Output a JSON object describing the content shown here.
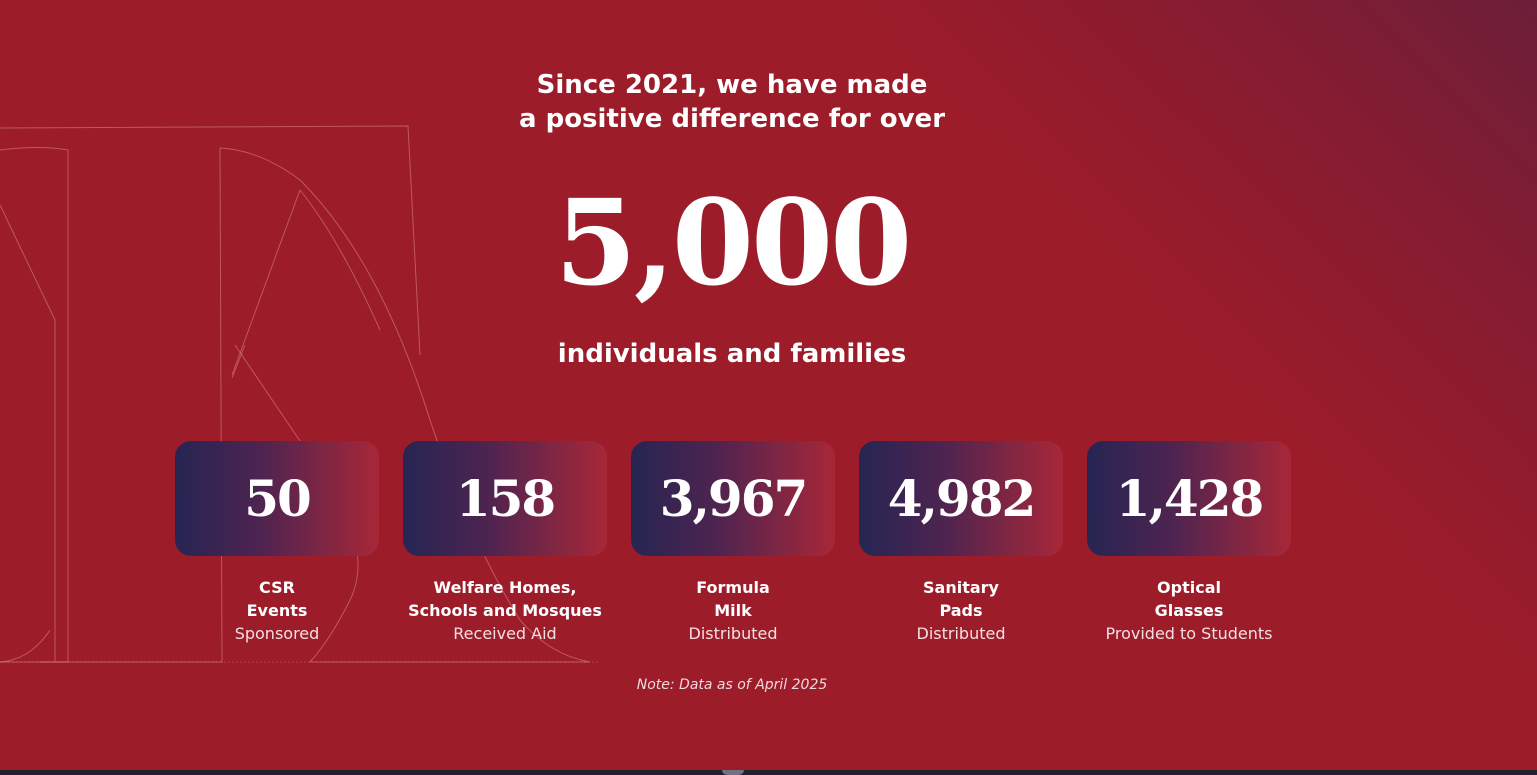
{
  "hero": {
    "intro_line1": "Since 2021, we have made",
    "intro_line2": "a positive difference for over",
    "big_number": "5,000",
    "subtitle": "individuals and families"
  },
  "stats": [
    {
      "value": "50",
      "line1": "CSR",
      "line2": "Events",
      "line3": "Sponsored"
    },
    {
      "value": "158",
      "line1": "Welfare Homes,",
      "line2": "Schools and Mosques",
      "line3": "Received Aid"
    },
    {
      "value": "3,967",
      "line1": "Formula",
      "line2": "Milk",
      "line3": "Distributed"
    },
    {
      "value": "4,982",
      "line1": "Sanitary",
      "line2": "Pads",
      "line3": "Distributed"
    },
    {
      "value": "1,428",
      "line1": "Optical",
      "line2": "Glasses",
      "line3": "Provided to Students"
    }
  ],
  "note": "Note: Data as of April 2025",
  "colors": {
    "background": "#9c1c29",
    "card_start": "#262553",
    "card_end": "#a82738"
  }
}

---*---

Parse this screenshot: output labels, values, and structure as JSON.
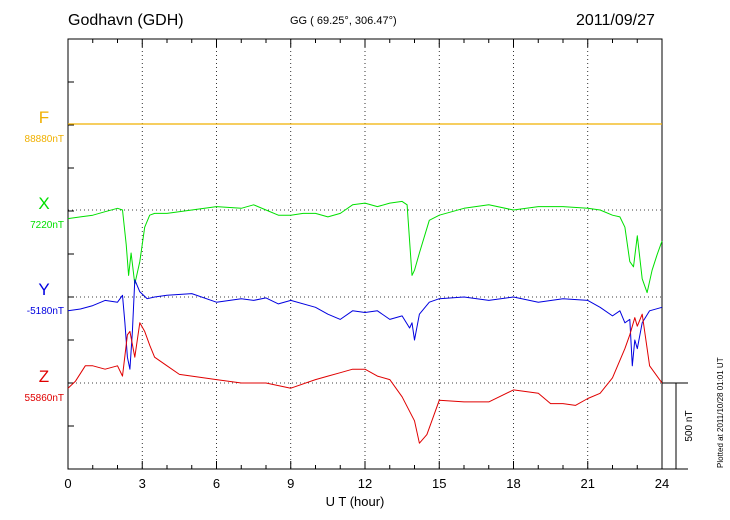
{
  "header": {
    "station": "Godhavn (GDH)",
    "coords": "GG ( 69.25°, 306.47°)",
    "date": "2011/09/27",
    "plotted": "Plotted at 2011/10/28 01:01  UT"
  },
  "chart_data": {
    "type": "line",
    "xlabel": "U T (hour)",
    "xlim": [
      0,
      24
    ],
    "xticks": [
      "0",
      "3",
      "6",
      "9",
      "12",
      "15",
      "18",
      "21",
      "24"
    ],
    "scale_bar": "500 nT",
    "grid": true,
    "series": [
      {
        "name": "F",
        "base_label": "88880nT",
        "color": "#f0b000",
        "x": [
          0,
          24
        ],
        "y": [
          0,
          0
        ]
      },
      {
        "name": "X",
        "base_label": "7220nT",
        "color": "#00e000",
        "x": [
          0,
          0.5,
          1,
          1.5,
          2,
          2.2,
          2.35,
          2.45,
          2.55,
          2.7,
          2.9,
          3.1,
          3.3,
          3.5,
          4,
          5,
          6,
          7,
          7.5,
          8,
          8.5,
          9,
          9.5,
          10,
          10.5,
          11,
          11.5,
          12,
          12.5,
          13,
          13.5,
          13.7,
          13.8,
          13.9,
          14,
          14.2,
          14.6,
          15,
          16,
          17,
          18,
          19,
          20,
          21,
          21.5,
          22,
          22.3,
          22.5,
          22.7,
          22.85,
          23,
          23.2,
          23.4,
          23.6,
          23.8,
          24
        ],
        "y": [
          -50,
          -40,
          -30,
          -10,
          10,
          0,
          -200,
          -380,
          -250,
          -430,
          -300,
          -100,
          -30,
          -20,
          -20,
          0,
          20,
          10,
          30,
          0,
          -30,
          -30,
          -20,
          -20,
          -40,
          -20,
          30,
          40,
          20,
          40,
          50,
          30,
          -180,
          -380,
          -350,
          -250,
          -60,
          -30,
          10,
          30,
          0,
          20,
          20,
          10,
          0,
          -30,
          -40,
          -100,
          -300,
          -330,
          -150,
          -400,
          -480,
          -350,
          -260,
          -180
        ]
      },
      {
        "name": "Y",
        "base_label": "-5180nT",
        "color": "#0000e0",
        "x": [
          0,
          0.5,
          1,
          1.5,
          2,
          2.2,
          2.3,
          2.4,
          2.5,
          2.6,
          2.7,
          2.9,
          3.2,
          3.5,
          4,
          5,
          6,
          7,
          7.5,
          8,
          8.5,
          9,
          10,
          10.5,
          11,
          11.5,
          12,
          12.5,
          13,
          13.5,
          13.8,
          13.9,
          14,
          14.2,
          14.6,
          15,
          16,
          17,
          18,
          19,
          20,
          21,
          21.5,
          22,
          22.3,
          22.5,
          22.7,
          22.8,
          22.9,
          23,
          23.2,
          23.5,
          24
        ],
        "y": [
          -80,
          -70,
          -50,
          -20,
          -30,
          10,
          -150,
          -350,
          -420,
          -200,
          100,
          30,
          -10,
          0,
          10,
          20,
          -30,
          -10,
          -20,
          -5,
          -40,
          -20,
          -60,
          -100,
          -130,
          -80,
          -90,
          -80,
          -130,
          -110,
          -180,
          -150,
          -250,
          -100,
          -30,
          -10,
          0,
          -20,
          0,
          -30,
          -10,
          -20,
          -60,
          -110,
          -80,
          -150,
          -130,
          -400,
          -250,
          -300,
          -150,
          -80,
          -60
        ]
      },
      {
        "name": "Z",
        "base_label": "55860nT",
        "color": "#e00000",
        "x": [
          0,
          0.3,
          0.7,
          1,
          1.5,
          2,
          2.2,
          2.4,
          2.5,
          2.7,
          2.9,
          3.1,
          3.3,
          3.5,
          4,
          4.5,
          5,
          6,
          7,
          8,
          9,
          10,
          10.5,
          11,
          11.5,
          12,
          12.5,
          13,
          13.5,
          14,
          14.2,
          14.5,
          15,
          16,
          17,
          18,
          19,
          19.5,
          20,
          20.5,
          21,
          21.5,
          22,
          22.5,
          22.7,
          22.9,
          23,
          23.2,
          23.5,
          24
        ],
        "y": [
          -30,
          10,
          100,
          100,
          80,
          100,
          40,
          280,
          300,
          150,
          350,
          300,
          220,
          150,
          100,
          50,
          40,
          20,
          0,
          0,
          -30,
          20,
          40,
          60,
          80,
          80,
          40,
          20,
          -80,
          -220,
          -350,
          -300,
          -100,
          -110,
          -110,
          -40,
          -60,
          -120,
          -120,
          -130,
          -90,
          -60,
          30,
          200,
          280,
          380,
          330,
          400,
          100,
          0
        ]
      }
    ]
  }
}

---*---

Search the data above for the string "JSON" and copy each line that has it.

Output a JSON object describing the content shown here.
Parse this screenshot: output labels, values, and structure as JSON.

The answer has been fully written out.